┌─ Data shown

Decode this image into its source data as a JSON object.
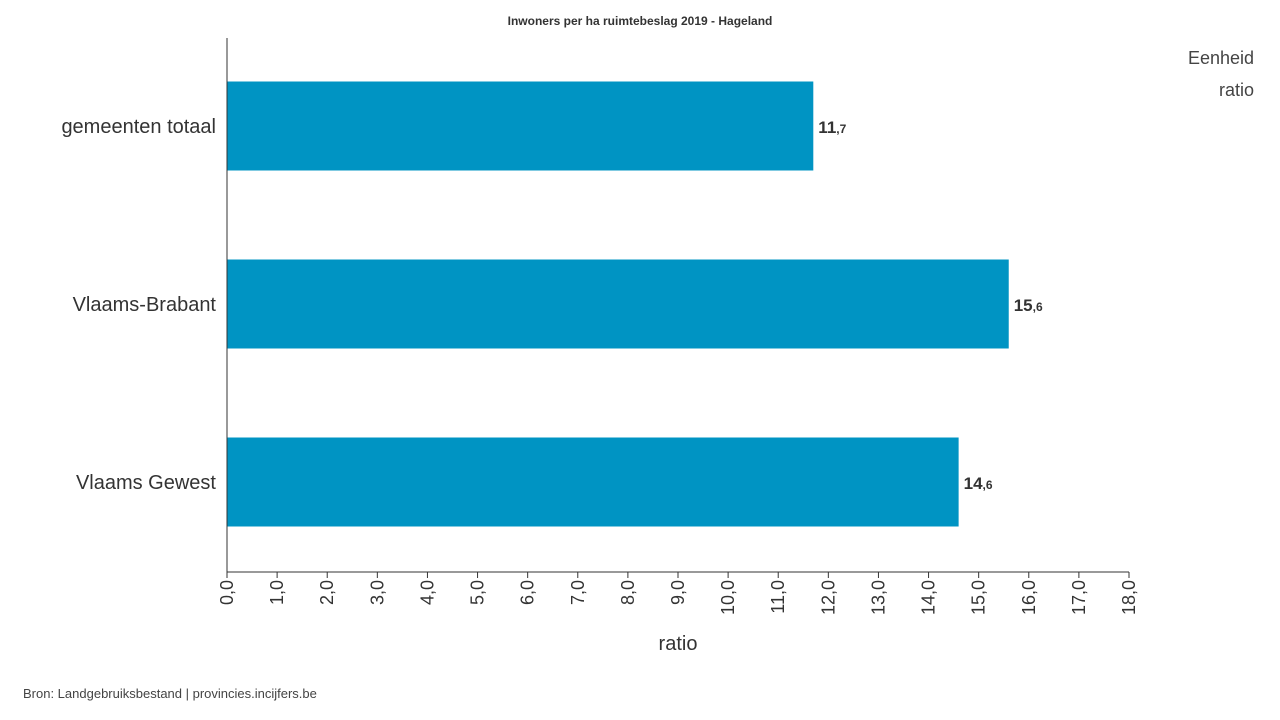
{
  "chart_data": {
    "type": "bar",
    "orientation": "horizontal",
    "title": "Inwoners per ha ruimtebeslag 2019 - Hageland",
    "categories": [
      "gemeenten totaal",
      "Vlaams-Brabant",
      "Vlaams Gewest"
    ],
    "values": [
      11.7,
      15.6,
      14.6
    ],
    "value_labels": [
      {
        "int": "11",
        "dec": ",7"
      },
      {
        "int": "15",
        "dec": ",6"
      },
      {
        "int": "14",
        "dec": ",6"
      }
    ],
    "xlabel": "ratio",
    "ylabel": "",
    "xlim": [
      0,
      18
    ],
    "ticks": [
      "0,0",
      "1,0",
      "2,0",
      "3,0",
      "4,0",
      "5,0",
      "6,0",
      "7,0",
      "8,0",
      "9,0",
      "10,0",
      "11,0",
      "12,0",
      "13,0",
      "14,0",
      "15,0",
      "16,0",
      "17,0",
      "18,0"
    ],
    "grid": false,
    "bar_color": "#0094c3"
  },
  "unit": {
    "label": "Eenheid",
    "value": "ratio"
  },
  "source": "Bron: Landgebruiksbestand | provincies.incijfers.be"
}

└─

Problem description — Look through the entries and return every line where "source" appears.

Exercise output —
Decode this image into its source data as a JSON object.
  "source": "Bron: Landgebruiksbestand | provincies.incijfers.be"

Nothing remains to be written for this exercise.